● **Problem to solve**
Copy out the data exactly, leaving the pictures behind.

● **Extracted data**
[START]
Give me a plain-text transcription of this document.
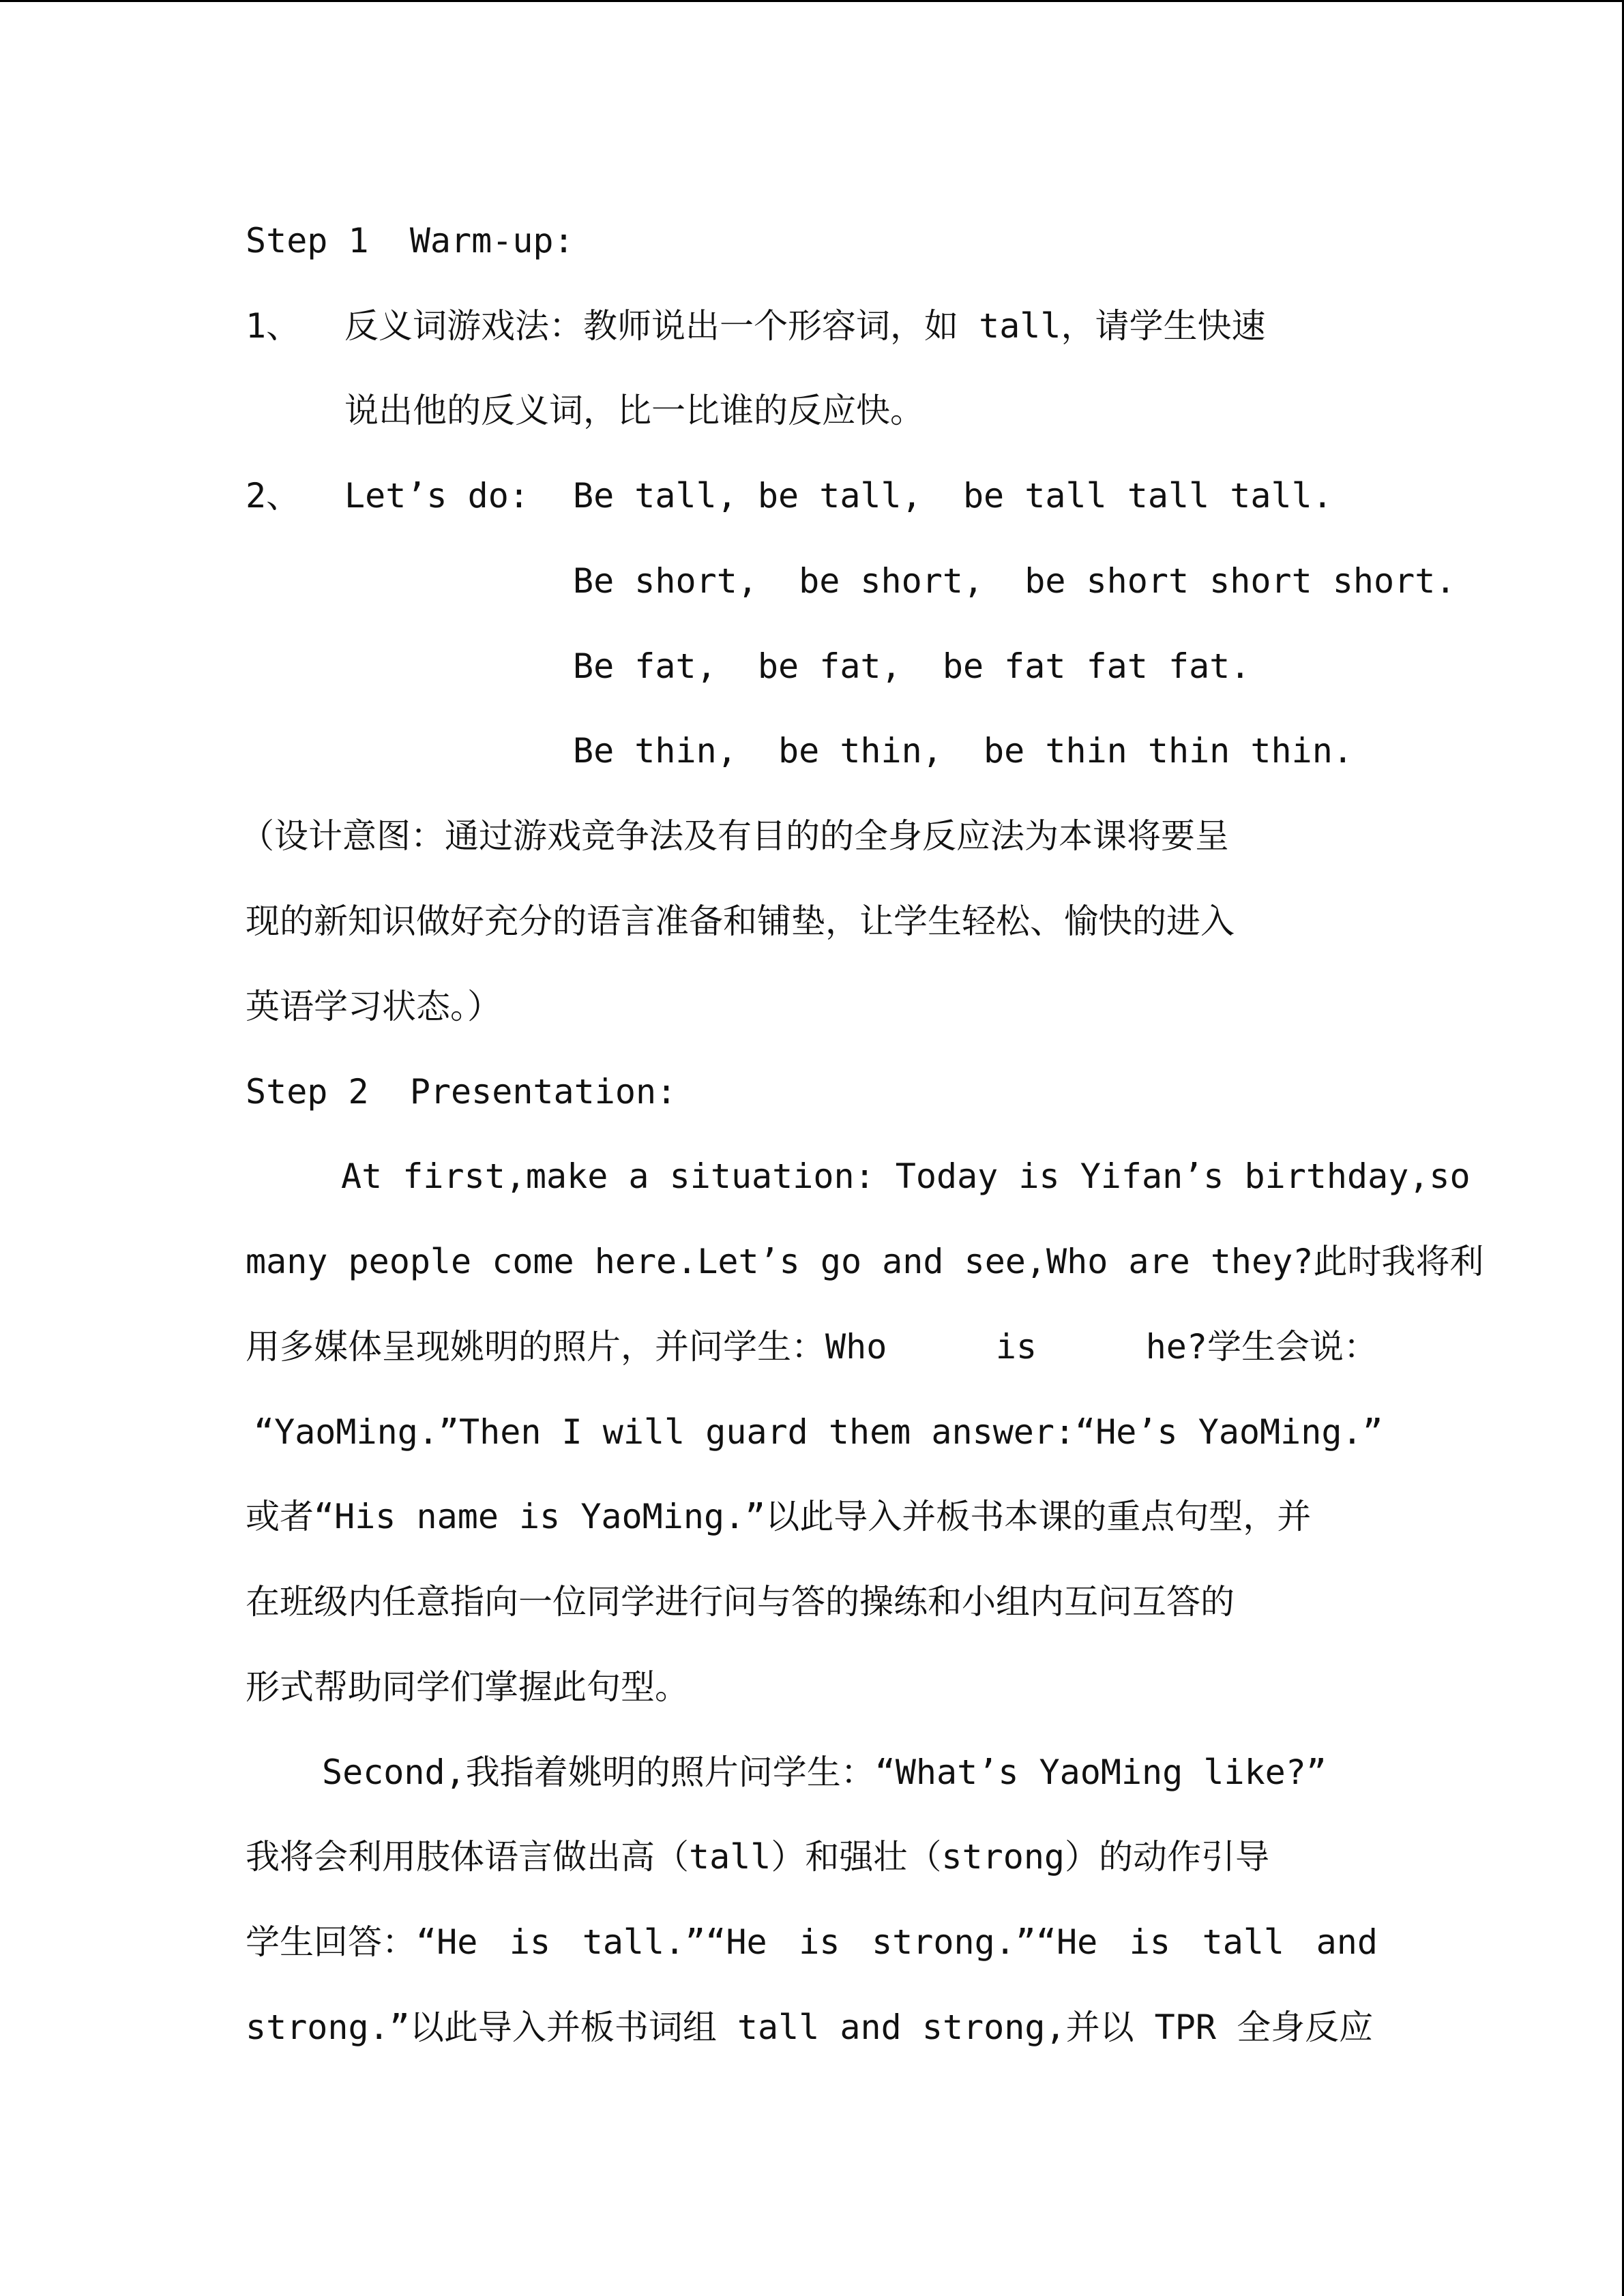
Step 1  Warm-up:
1、 反义词游戏法：教师说出一个形容词，如 tall，请学生快速
说出他的反义词，比一比谁的反应快。
2、 Let’s do: Be tall, be tall,  be tall tall tall.
Be short,  be short,  be short short short.
Be fat,  be fat,  be fat fat fat.
Be thin,  be thin,  be thin thin thin.
（设计意图：通过游戏竞争法及有目的的全身反应法为本课将要呈
现的新知识做好充分的语言准备和铺垫，让学生轻松、愉快的进入
英语学习状态。）
Step 2  Presentation:
At first,make a situation: Today is Yifan’s birthday,so
many people come here.Let’s go and see,Who are they?此时我将利
用多媒体呈现姚明的照片，并问学生：Who	is	he?学生会说：
“YaoMing.”Then I will guard them answer:“He’s YaoMing.”
或者“His name is YaoMing.”以此导入并板书本课的重点句型，并
在班级内任意指向一位同学进行问与答的操练和小组内互问互答的
形式帮助同学们掌握此句型。
Second,我指着姚明的照片问学生：“What’s YaoMing like?”
我将会利用肢体语言做出高（tall）和强壮（strong）的动作引导
学生回答：“He is tall.”“He is strong.”“He is tall and
strong.”以此导入并板书词组 tall and strong,并以 TPR 全身反应
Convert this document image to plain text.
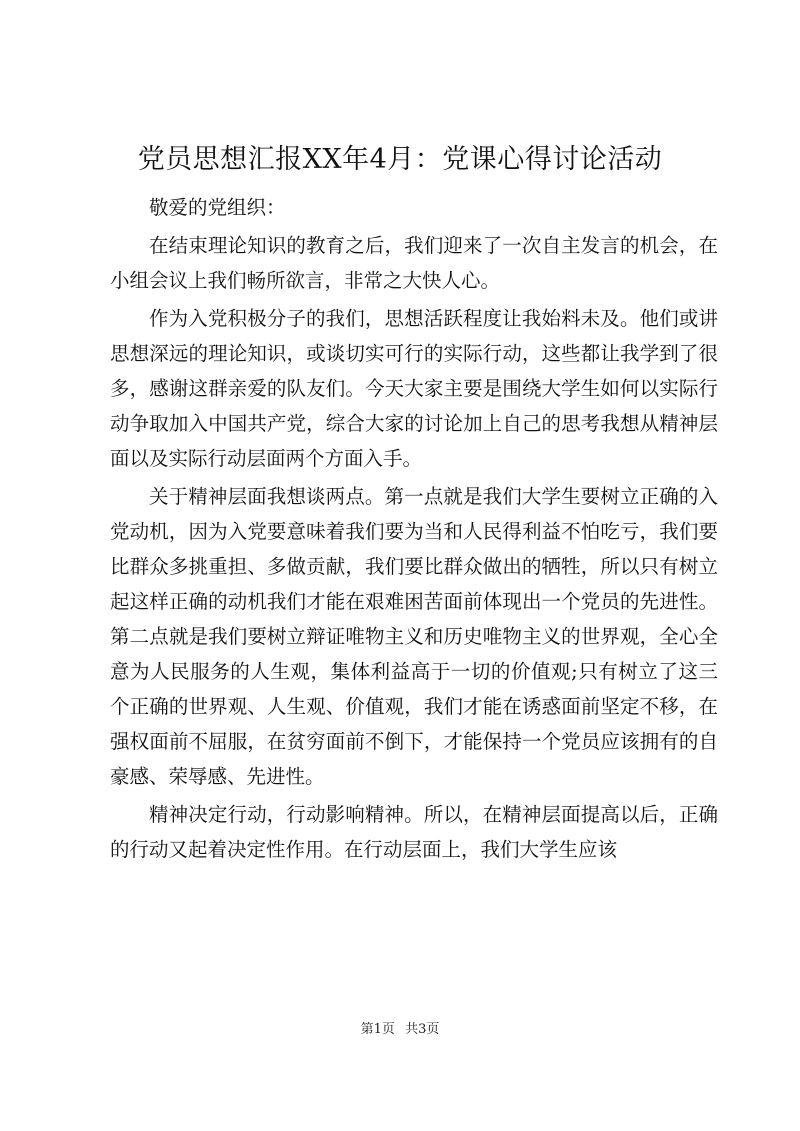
党员思想汇报XX年4月：党课心得讨论活动

敬爱的党组织：

在结束理论知识的教育之后，我们迎来了一次自主发言的机会，在小组会议上我们畅所欲言，非常之大快人心。

作为入党积极分子的我们，思想活跃程度让我始料未及。他们或讲思想深远的理论知识，或谈切实可行的实际行动，这些都让我学到了很多，感谢这群亲爱的队友们。今天大家主要是围绕大学生如何以实际行动争取加入中国共产党，综合大家的讨论加上自己的思考我想从精神层面以及实际行动层面两个方面入手。

关于精神层面我想谈两点。第一点就是我们大学生要树立正确的入党动机，因为入党要意味着我们要为当和人民得利益不怕吃亏，我们要比群众多挑重担、多做贡献，我们要比群众做出的牺牲，所以只有树立起这样正确的动机我们才能在艰难困苦面前体现出一个党员的先进性。第二点就是我们要树立辩证唯物主义和历史唯物主义的世界观，全心全意为人民服务的人生观，集体利益高于一切的价值观;只有树立了这三个正确的世界观、人生观、价值观，我们才能在诱惑面前坚定不移，在强权面前不屈服，在贫穷面前不倒下，才能保持一个党员应该拥有的自豪感、荣辱感、先进性。

精神决定行动，行动影响精神。所以，在精神层面提高以后，正确的行动又起着决定性作用。在行动层面上，我们大学生应该

第1页 共3页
[END]
● **Response**
Give me a plain-text transcription of this document.
Step 1  Warm-up:
1、 反义词游戏法：教师说出一个形容词，如 tall，请学生快速
说出他的反义词，比一比谁的反应快。
2、 Let’s do: Be tall, be tall,  be tall tall tall.
Be short,  be short,  be short short short.
Be fat,  be fat,  be fat fat fat.
Be thin,  be thin,  be thin thin thin.
（设计意图：通过游戏竞争法及有目的的全身反应法为本课将要呈
现的新知识做好充分的语言准备和铺垫，让学生轻松、愉快的进入
英语学习状态。）
Step 2  Presentation:
At first,make a situation: Today is Yifan’s birthday,so
many people come here.Let’s go and see,Who are they?此时我将利
用多媒体呈现姚明的照片，并问学生：Who	is	he?学生会说：
“YaoMing.”Then I will guard them answer:“He’s YaoMing.”
或者“His name is YaoMing.”以此导入并板书本课的重点句型，并
在班级内任意指向一位同学进行问与答的操练和小组内互问互答的
形式帮助同学们掌握此句型。
Second,我指着姚明的照片问学生：“What’s YaoMing like?”
我将会利用肢体语言做出高（tall）和强壮（strong）的动作引导
学生回答：“He is tall.”“He is strong.”“He is tall and
strong.”以此导入并板书词组 tall and strong,并以 TPR 全身反应
Convert this document image to plain text.
党员思想汇报XX年4月：党课心得讨论活动

敬爱的党组织：

在结束理论知识的教育之后，我们迎来了一次自主发言的机会，在小组会议上我们畅所欲言，非常之大快人心。

作为入党积极分子的我们，思想活跃程度让我始料未及。他们或讲思想深远的理论知识，或谈切实可行的实际行动，这些都让我学到了很多，感谢这群亲爱的队友们。今天大家主要是围绕大学生如何以实际行动争取加入中国共产党，综合大家的讨论加上自己的思考我想从精神层面以及实际行动层面两个方面入手。

关于精神层面我想谈两点。第一点就是我们大学生要树立正确的入党动机，因为入党要意味着我们要为当和人民得利益不怕吃亏，我们要比群众多挑重担、多做贡献，我们要比群众做出的牺牲，所以只有树立起这样正确的动机我们才能在艰难困苦面前体现出一个党员的先进性。第二点就是我们要树立辩证唯物主义和历史唯物主义的世界观，全心全意为人民服务的人生观，集体利益高于一切的价值观;只有树立了这三个正确的世界观、人生观、价值观，我们才能在诱惑面前坚定不移，在强权面前不屈服，在贫穷面前不倒下，才能保持一个党员应该拥有的自豪感、荣辱感、先进性。

精神决定行动，行动影响精神。所以，在精神层面提高以后，正确的行动又起着决定性作用。在行动层面上，我们大学生应该

第1页 共3页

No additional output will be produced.